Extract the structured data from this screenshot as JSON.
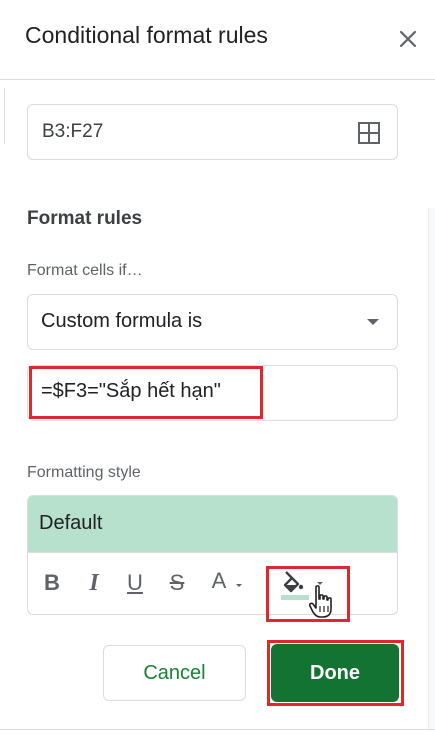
{
  "panel": {
    "title": "Conditional format rules"
  },
  "range": {
    "value": "B3:F27",
    "icon": "grid-icon"
  },
  "format_rules": {
    "section_title": "Format rules",
    "condition_label": "Format cells if…",
    "condition_selected": "Custom formula is",
    "formula_value": "=$F3=\"Sắp hết hạn\""
  },
  "formatting_style": {
    "label": "Formatting style",
    "preview_label": "Default",
    "preview_fill_color": "#b7e1cd",
    "toolbar": {
      "bold": "B",
      "italic": "I",
      "underline": "U",
      "strikethrough": "S",
      "text_color": "A"
    }
  },
  "buttons": {
    "cancel": "Cancel",
    "done": "Done"
  },
  "colors": {
    "accent_green": "#137333",
    "highlight_red": "#e0262f"
  }
}
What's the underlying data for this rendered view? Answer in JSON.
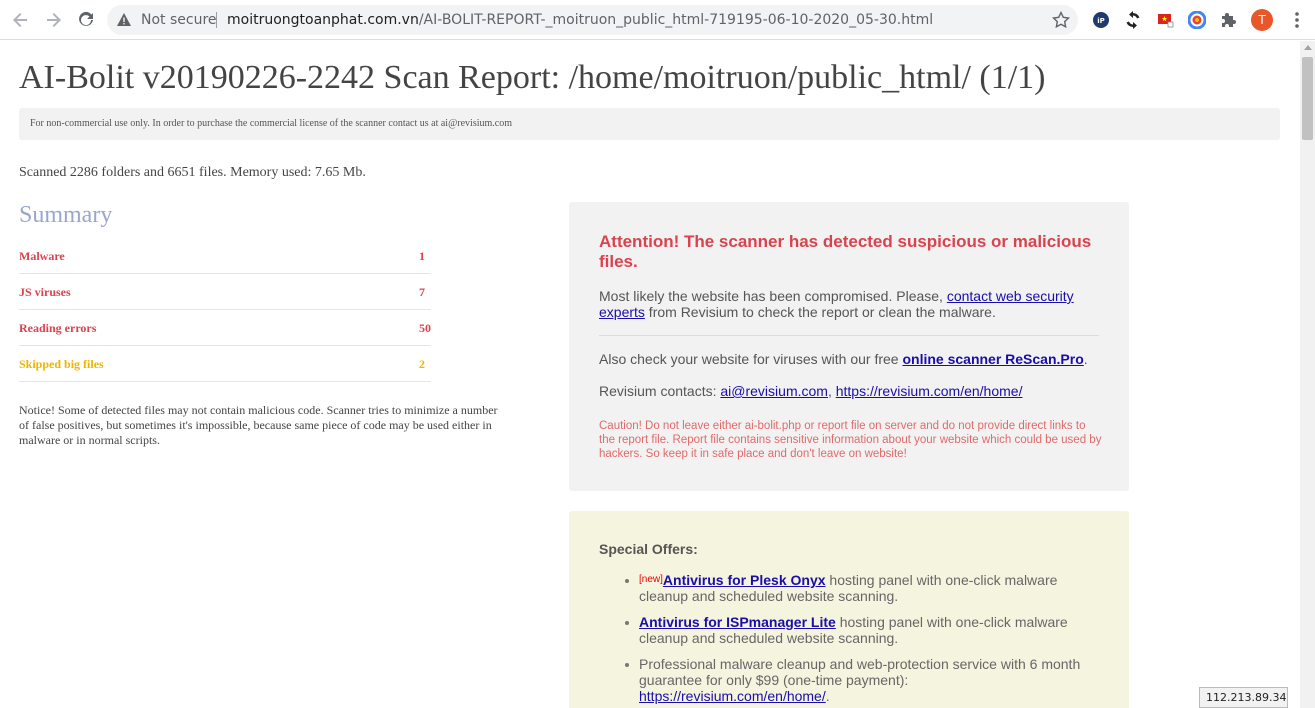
{
  "browser": {
    "security_label": "Not secure",
    "url_host": "moitruongtoanphat.com.vn",
    "url_path": "/AI-BOLIT-REPORT-_moitruon_public_html-719195-06-10-2020_05-30.html",
    "profile_initial": "T"
  },
  "report": {
    "title": "AI-Bolit v20190226-2242 Scan Report: /home/moitruon/public_html/ (1/1)",
    "license_note": "For non-commercial use only. In order to purchase the commercial license of the scanner contact us at ai@revisium.com",
    "scanned_text": "Scanned 2286 folders and 6651 files. Memory used: 7.65 Mb."
  },
  "summary": {
    "title": "Summary",
    "rows": [
      {
        "label": "Malware",
        "value": "1"
      },
      {
        "label": "JS viruses",
        "value": "7"
      },
      {
        "label": "Reading errors",
        "value": "50"
      },
      {
        "label": "Skipped big files",
        "value": "2"
      }
    ],
    "notice": "Notice! Some of detected files may not contain malicious code. Scanner tries to minimize a number of false positives, but sometimes it's impossible, because same piece of code may be used either in malware or in normal scripts."
  },
  "alert": {
    "heading": "Attention! The scanner has detected suspicious or malicious files.",
    "p1_before": "Most likely the website has been compromised. Please, ",
    "p1_link": "contact web security experts",
    "p1_after": " from Revisium to check the report or clean the malware.",
    "p2_before": "Also check your website for viruses with our free ",
    "p2_link": "online scanner ReScan.Pro",
    "p2_after": ".",
    "p3_before": "Revisium contacts: ",
    "p3_email": "ai@revisium.com",
    "p3_sep": ", ",
    "p3_site": "https://revisium.com/en/home/",
    "caution": "Caution! Do not leave either ai-bolit.php or report file on server and do not provide direct links to the report file. Report file contains sensitive information about your website which could be used by hackers. So keep it in safe place and don't leave on website!"
  },
  "offers": {
    "title": "Special Offers:",
    "new_tag": "[new]",
    "item1_link": "Antivirus for Plesk Onyx",
    "item1_text": " hosting panel with one-click malware cleanup and scheduled website scanning.",
    "item2_link": "Antivirus for ISPmanager Lite",
    "item2_text": " hosting panel with one-click malware cleanup and scheduled website scanning.",
    "item3_text": "Professional malware cleanup and web-protection service with 6 month guarantee for only $99 (one-time payment): ",
    "item3_link": "https://revisium.com/en/home/",
    "item3_after": "."
  },
  "ip_badge": "112.213.89.34",
  "colors": {
    "danger": "#d9434f",
    "warning": "#f0b400",
    "summary_title": "#9aa6cc",
    "link": "#1a0dab"
  }
}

--- --- ---

# Try it
Only the number is needed. Say how many lines of the entries contain "JSON".

# Task answer
2